* [SET PROBLEM]: Transcribe every line of the records verbatim.

┌─ DATA RECORDS

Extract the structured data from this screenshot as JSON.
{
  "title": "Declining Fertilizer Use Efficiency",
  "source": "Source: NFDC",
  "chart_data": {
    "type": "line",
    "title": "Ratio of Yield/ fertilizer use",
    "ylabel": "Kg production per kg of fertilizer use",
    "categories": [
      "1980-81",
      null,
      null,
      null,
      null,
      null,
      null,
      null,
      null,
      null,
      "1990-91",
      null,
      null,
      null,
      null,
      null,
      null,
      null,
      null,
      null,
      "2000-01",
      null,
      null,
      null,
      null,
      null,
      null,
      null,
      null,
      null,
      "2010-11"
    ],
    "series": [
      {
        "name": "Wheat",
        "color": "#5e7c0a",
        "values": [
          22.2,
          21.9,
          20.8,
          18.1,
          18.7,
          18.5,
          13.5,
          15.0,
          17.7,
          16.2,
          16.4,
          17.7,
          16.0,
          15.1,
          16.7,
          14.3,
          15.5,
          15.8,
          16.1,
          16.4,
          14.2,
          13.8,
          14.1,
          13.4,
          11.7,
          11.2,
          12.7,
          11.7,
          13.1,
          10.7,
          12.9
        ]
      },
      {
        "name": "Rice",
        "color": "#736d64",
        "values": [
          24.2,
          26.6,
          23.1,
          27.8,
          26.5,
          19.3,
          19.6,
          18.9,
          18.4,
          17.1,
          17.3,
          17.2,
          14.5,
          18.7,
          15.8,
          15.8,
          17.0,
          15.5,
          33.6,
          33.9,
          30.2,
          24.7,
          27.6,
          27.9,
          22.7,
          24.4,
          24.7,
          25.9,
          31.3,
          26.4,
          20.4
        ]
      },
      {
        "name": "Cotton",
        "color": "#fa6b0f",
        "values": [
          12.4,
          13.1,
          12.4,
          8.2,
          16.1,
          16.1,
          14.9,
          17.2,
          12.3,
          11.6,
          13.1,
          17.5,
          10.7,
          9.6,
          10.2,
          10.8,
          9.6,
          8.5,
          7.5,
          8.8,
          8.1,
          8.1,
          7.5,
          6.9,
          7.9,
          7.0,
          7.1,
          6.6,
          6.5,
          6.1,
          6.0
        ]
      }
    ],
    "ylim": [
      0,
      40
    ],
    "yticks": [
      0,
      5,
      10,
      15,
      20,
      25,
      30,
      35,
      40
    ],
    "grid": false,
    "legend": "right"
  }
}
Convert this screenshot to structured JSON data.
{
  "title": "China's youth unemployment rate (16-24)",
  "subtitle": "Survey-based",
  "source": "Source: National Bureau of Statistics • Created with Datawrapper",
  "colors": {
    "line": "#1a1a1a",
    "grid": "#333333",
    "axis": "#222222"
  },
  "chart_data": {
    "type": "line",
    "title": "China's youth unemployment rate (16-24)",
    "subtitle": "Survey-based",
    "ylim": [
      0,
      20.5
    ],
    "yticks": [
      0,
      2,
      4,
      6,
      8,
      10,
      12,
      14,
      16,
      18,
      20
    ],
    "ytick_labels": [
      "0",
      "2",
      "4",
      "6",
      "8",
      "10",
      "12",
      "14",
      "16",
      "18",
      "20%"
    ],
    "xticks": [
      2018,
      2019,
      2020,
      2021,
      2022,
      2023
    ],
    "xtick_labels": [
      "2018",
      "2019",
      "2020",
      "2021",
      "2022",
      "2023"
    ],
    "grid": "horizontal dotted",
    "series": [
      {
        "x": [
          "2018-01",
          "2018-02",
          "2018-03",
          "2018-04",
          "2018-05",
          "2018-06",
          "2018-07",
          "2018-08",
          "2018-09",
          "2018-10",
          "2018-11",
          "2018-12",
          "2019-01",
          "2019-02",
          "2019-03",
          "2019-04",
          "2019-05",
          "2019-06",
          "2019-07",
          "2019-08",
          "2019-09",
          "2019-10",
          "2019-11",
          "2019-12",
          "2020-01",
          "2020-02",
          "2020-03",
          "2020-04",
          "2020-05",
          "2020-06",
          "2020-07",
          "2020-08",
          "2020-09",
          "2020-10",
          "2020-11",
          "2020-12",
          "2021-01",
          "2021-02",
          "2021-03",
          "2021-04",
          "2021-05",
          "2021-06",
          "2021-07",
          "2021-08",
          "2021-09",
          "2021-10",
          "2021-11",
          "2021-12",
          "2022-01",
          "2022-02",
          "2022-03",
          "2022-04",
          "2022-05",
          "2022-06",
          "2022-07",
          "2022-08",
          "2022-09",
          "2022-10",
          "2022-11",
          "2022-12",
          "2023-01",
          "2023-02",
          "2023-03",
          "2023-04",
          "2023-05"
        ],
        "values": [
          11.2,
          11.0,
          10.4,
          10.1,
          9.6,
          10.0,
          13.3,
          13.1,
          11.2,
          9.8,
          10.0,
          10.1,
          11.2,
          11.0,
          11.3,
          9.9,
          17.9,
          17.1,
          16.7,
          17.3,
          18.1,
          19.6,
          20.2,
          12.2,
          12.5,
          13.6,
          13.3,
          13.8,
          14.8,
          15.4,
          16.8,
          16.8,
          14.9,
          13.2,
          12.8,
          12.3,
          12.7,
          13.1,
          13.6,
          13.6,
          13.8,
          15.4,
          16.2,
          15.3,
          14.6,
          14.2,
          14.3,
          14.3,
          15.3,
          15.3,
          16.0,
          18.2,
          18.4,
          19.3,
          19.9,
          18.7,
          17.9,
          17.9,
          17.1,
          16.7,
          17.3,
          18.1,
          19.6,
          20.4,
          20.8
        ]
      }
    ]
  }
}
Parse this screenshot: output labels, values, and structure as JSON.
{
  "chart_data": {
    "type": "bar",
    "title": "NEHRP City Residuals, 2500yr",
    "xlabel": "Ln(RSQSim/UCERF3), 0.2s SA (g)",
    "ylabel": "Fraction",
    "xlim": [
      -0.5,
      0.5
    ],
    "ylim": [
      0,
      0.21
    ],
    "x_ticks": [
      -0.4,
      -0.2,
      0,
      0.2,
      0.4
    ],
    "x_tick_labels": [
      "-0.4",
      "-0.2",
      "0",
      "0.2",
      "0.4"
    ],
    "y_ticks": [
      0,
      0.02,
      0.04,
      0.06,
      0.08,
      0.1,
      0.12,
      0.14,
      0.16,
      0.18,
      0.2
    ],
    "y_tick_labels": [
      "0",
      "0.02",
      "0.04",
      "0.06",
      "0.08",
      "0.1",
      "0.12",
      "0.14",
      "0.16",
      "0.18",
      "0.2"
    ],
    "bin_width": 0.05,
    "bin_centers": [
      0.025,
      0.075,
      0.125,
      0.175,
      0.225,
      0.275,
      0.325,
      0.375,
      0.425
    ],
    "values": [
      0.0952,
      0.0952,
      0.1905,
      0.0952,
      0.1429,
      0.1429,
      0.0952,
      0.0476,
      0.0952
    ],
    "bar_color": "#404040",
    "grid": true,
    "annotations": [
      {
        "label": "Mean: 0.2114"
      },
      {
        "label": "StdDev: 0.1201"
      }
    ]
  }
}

└─

* [ANSWER TO THE EXERCISE]:
Extract the structured data from this screenshot as JSON.
{
  "title": "Declining Fertilizer Use Efficiency",
  "source": "Source: NFDC",
  "chart_data": {
    "type": "line",
    "title": "Ratio of Yield/ fertilizer use",
    "ylabel": "Kg production per kg of fertilizer use",
    "categories": [
      "1980-81",
      null,
      null,
      null,
      null,
      null,
      null,
      null,
      null,
      null,
      "1990-91",
      null,
      null,
      null,
      null,
      null,
      null,
      null,
      null,
      null,
      "2000-01",
      null,
      null,
      null,
      null,
      null,
      null,
      null,
      null,
      null,
      "2010-11"
    ],
    "series": [
      {
        "name": "Wheat",
        "color": "#5e7c0a",
        "values": [
          22.2,
          21.9,
          20.8,
          18.1,
          18.7,
          18.5,
          13.5,
          15.0,
          17.7,
          16.2,
          16.4,
          17.7,
          16.0,
          15.1,
          16.7,
          14.3,
          15.5,
          15.8,
          16.1,
          16.4,
          14.2,
          13.8,
          14.1,
          13.4,
          11.7,
          11.2,
          12.7,
          11.7,
          13.1,
          10.7,
          12.9
        ]
      },
      {
        "name": "Rice",
        "color": "#736d64",
        "values": [
          24.2,
          26.6,
          23.1,
          27.8,
          26.5,
          19.3,
          19.6,
          18.9,
          18.4,
          17.1,
          17.3,
          17.2,
          14.5,
          18.7,
          15.8,
          15.8,
          17.0,
          15.5,
          33.6,
          33.9,
          30.2,
          24.7,
          27.6,
          27.9,
          22.7,
          24.4,
          24.7,
          25.9,
          31.3,
          26.4,
          20.4
        ]
      },
      {
        "name": "Cotton",
        "color": "#fa6b0f",
        "values": [
          12.4,
          13.1,
          12.4,
          8.2,
          16.1,
          16.1,
          14.9,
          17.2,
          12.3,
          11.6,
          13.1,
          17.5,
          10.7,
          9.6,
          10.2,
          10.8,
          9.6,
          8.5,
          7.5,
          8.8,
          8.1,
          8.1,
          7.5,
          6.9,
          7.9,
          7.0,
          7.1,
          6.6,
          6.5,
          6.1,
          6.0
        ]
      }
    ],
    "ylim": [
      0,
      40
    ],
    "yticks": [
      0,
      5,
      10,
      15,
      20,
      25,
      30,
      35,
      40
    ],
    "grid": false,
    "legend": "right"
  }
}
Convert this screenshot to structured JSON data.
{
  "title": "China's youth unemployment rate (16-24)",
  "subtitle": "Survey-based",
  "source": "Source: National Bureau of Statistics • Created with Datawrapper",
  "colors": {
    "line": "#1a1a1a",
    "grid": "#333333",
    "axis": "#222222"
  },
  "chart_data": {
    "type": "line",
    "title": "China's youth unemployment rate (16-24)",
    "subtitle": "Survey-based",
    "ylim": [
      0,
      20.5
    ],
    "yticks": [
      0,
      2,
      4,
      6,
      8,
      10,
      12,
      14,
      16,
      18,
      20
    ],
    "ytick_labels": [
      "0",
      "2",
      "4",
      "6",
      "8",
      "10",
      "12",
      "14",
      "16",
      "18",
      "20%"
    ],
    "xticks": [
      2018,
      2019,
      2020,
      2021,
      2022,
      2023
    ],
    "xtick_labels": [
      "2018",
      "2019",
      "2020",
      "2021",
      "2022",
      "2023"
    ],
    "grid": "horizontal dotted",
    "series": [
      {
        "x": [
          "2018-01",
          "2018-02",
          "2018-03",
          "2018-04",
          "2018-05",
          "2018-06",
          "2018-07",
          "2018-08",
          "2018-09",
          "2018-10",
          "2018-11",
          "2018-12",
          "2019-01",
          "2019-02",
          "2019-03",
          "2019-04",
          "2019-05",
          "2019-06",
          "2019-07",
          "2019-08",
          "2019-09",
          "2019-10",
          "2019-11",
          "2019-12",
          "2020-01",
          "2020-02",
          "2020-03",
          "2020-04",
          "2020-05",
          "2020-06",
          "2020-07",
          "2020-08",
          "2020-09",
          "2020-10",
          "2020-11",
          "2020-12",
          "2021-01",
          "2021-02",
          "2021-03",
          "2021-04",
          "2021-05",
          "2021-06",
          "2021-07",
          "2021-08",
          "2021-09",
          "2021-10",
          "2021-11",
          "2021-12",
          "2022-01",
          "2022-02",
          "2022-03",
          "2022-04",
          "2022-05",
          "2022-06",
          "2022-07",
          "2022-08",
          "2022-09",
          "2022-10",
          "2022-11",
          "2022-12",
          "2023-01",
          "2023-02",
          "2023-03",
          "2023-04",
          "2023-05"
        ],
        "values": [
          11.2,
          11.0,
          10.4,
          10.1,
          9.6,
          10.0,
          13.3,
          13.1,
          11.2,
          9.8,
          10.0,
          10.1,
          11.2,
          11.0,
          11.3,
          9.9,
          17.9,
          17.1,
          16.7,
          17.3,
          18.1,
          19.6,
          20.2,
          12.2,
          12.5,
          13.6,
          13.3,
          13.8,
          14.8,
          15.4,
          16.8,
          16.8,
          14.9,
          13.2,
          12.8,
          12.3,
          12.7,
          13.1,
          13.6,
          13.6,
          13.8,
          15.4,
          16.2,
          15.3,
          14.6,
          14.2,
          14.3,
          14.3,
          15.3,
          15.3,
          16.0,
          18.2,
          18.4,
          19.3,
          19.9,
          18.7,
          17.9,
          17.9,
          17.1,
          16.7,
          17.3,
          18.1,
          19.6,
          20.4,
          20.8
        ]
      }
    ]
  }
}
Parse this screenshot: output labels, values, and structure as JSON.
{
  "chart_data": {
    "type": "bar",
    "title": "NEHRP City Residuals, 2500yr",
    "xlabel": "Ln(RSQSim/UCERF3), 0.2s SA (g)",
    "ylabel": "Fraction",
    "xlim": [
      -0.5,
      0.5
    ],
    "ylim": [
      0,
      0.21
    ],
    "x_ticks": [
      -0.4,
      -0.2,
      0,
      0.2,
      0.4
    ],
    "x_tick_labels": [
      "-0.4",
      "-0.2",
      "0",
      "0.2",
      "0.4"
    ],
    "y_ticks": [
      0,
      0.02,
      0.04,
      0.06,
      0.08,
      0.1,
      0.12,
      0.14,
      0.16,
      0.18,
      0.2
    ],
    "y_tick_labels": [
      "0",
      "0.02",
      "0.04",
      "0.06",
      "0.08",
      "0.1",
      "0.12",
      "0.14",
      "0.16",
      "0.18",
      "0.2"
    ],
    "bin_width": 0.05,
    "bin_centers": [
      0.025,
      0.075,
      0.125,
      0.175,
      0.225,
      0.275,
      0.325,
      0.375,
      0.425
    ],
    "values": [
      0.0952,
      0.0952,
      0.1905,
      0.0952,
      0.1429,
      0.1429,
      0.0952,
      0.0476,
      0.0952
    ],
    "bar_color": "#404040",
    "grid": true,
    "annotations": [
      {
        "label": "Mean: 0.2114"
      },
      {
        "label": "StdDev: 0.1201"
      }
    ]
  }
}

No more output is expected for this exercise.